WHAT YOU HAVE TO DO: Only lines holding the string "revise" are wanted; copy each one from the material.

ENTRIES PROVIDED:
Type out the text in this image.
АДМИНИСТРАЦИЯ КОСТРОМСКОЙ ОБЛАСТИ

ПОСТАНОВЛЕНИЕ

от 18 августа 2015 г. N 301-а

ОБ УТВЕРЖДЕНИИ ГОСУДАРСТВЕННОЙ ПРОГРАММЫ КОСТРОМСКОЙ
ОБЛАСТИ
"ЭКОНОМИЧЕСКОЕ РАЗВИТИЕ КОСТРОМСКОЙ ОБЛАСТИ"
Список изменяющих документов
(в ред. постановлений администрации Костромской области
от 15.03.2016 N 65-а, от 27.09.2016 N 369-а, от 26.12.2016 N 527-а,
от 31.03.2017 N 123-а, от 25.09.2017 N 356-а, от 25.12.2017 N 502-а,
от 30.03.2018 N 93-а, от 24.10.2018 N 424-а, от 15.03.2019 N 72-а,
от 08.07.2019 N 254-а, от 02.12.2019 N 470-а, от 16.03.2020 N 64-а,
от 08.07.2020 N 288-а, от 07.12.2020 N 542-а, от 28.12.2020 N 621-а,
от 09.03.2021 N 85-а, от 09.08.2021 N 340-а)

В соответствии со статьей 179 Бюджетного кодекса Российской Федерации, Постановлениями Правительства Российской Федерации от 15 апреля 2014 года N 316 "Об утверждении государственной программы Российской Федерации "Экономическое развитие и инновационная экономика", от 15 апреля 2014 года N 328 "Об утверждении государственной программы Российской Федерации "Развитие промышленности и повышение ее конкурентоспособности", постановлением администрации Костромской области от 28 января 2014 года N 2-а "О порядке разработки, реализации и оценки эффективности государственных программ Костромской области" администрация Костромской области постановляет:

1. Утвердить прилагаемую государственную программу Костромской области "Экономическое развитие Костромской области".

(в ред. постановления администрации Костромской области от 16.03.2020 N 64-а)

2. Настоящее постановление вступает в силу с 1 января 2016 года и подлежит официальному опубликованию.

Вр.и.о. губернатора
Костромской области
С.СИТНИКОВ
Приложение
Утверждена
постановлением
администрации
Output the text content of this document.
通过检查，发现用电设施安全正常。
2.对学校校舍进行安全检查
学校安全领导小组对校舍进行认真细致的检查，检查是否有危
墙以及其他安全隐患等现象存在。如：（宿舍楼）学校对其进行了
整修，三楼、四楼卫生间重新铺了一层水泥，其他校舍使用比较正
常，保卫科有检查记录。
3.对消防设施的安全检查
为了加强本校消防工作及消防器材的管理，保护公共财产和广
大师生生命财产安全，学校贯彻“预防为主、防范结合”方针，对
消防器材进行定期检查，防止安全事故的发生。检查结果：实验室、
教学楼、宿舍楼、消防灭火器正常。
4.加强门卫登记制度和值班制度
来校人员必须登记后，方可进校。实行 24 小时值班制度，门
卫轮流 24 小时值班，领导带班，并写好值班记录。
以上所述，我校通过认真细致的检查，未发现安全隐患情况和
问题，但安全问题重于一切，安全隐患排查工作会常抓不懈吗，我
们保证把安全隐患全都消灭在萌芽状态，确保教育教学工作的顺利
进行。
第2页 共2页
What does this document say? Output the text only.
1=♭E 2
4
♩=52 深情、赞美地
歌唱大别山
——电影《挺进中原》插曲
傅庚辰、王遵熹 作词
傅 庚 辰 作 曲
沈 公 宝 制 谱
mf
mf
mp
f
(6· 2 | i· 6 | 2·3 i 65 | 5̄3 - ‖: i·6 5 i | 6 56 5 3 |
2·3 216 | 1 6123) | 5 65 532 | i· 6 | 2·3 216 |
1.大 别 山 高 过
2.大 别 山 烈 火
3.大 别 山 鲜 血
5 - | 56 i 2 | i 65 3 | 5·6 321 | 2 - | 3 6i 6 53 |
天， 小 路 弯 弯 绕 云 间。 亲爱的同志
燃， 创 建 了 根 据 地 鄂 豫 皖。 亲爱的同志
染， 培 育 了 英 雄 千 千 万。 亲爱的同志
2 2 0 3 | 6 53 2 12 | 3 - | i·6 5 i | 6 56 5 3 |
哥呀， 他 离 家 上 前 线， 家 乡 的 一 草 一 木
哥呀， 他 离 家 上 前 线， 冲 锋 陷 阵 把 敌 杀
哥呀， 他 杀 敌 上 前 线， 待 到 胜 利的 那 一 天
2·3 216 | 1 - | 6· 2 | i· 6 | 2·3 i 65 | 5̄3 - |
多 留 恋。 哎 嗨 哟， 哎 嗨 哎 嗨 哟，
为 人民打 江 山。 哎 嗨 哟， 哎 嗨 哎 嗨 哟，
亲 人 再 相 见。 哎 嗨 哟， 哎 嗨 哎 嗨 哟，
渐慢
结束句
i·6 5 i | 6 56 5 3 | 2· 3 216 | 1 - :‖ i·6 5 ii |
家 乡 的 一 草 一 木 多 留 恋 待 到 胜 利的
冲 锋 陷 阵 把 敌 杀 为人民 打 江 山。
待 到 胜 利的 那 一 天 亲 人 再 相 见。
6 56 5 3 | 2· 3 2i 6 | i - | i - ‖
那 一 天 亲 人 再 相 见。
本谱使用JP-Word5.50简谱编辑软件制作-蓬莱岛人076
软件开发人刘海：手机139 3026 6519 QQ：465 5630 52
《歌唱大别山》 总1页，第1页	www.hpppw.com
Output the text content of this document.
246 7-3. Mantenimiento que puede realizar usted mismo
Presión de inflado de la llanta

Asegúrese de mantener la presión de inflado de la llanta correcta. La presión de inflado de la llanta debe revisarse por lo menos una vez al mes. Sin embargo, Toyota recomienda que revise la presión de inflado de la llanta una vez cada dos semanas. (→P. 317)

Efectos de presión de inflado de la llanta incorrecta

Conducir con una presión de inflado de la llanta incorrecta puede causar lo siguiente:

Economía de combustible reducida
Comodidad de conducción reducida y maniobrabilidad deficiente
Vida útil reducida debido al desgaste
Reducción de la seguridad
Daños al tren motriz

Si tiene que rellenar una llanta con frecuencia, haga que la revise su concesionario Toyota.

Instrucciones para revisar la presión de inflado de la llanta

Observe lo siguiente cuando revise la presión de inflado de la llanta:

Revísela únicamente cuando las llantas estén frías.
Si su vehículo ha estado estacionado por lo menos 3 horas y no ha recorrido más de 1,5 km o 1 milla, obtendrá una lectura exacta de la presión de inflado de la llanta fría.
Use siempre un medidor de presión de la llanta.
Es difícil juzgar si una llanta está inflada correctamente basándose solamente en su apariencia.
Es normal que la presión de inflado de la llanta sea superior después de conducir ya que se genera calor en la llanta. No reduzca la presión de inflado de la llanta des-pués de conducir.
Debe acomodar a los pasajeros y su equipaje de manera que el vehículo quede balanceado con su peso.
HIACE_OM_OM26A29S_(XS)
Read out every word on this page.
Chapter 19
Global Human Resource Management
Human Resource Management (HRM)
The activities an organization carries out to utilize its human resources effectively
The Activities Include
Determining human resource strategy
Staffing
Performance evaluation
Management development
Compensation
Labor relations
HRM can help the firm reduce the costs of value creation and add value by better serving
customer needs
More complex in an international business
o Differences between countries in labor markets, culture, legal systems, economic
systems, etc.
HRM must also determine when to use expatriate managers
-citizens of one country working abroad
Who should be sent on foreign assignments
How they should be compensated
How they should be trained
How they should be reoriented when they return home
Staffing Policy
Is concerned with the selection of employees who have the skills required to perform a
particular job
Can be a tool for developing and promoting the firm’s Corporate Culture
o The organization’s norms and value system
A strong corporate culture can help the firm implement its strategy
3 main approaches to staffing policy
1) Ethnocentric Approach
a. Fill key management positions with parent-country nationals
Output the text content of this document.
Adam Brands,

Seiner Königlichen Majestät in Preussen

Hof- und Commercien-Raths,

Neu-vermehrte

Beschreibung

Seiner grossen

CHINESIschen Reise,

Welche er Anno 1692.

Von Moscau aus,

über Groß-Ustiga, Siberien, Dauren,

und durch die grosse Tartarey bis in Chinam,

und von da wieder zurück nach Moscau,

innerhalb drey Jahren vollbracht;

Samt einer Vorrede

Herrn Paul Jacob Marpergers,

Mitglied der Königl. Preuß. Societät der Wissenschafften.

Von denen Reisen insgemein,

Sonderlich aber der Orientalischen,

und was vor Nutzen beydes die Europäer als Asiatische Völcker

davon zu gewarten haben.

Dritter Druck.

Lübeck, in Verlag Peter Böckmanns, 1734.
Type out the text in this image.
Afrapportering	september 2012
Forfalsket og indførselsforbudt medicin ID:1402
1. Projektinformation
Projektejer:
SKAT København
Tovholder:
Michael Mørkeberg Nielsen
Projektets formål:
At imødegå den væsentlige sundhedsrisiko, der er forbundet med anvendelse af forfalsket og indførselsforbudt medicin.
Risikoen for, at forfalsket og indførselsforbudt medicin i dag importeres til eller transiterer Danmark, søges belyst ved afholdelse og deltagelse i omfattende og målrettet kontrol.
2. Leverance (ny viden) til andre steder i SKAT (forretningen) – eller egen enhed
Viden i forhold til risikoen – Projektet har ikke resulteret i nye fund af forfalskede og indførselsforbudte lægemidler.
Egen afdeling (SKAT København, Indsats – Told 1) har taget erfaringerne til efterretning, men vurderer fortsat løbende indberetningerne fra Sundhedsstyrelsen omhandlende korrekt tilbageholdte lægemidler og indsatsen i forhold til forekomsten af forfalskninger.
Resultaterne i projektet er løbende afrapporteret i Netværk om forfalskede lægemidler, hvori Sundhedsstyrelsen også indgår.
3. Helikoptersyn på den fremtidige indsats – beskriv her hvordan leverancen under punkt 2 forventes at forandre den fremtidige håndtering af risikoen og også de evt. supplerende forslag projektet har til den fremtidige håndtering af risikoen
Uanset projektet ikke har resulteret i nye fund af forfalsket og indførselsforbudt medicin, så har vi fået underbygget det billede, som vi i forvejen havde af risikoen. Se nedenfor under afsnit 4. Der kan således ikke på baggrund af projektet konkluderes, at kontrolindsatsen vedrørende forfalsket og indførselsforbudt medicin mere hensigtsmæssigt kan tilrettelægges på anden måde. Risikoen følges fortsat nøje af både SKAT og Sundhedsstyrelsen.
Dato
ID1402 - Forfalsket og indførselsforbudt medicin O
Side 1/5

FULL RESPONSE:
Asegúrese de mantener la presión de inflado de la llanta correcta. La presión de inflado de la llanta debe revisarse por lo menos una vez al mes. Sin embargo, Toyota recomienda que revise la presión de inflado de la llanta una vez cada dos semanas. (→P. 317)
Si tiene que rellenar una llanta con frecuencia, haga que la revise su concesionario Toyota.
Observe lo siguiente cuando revise la presión de inflado de la llanta:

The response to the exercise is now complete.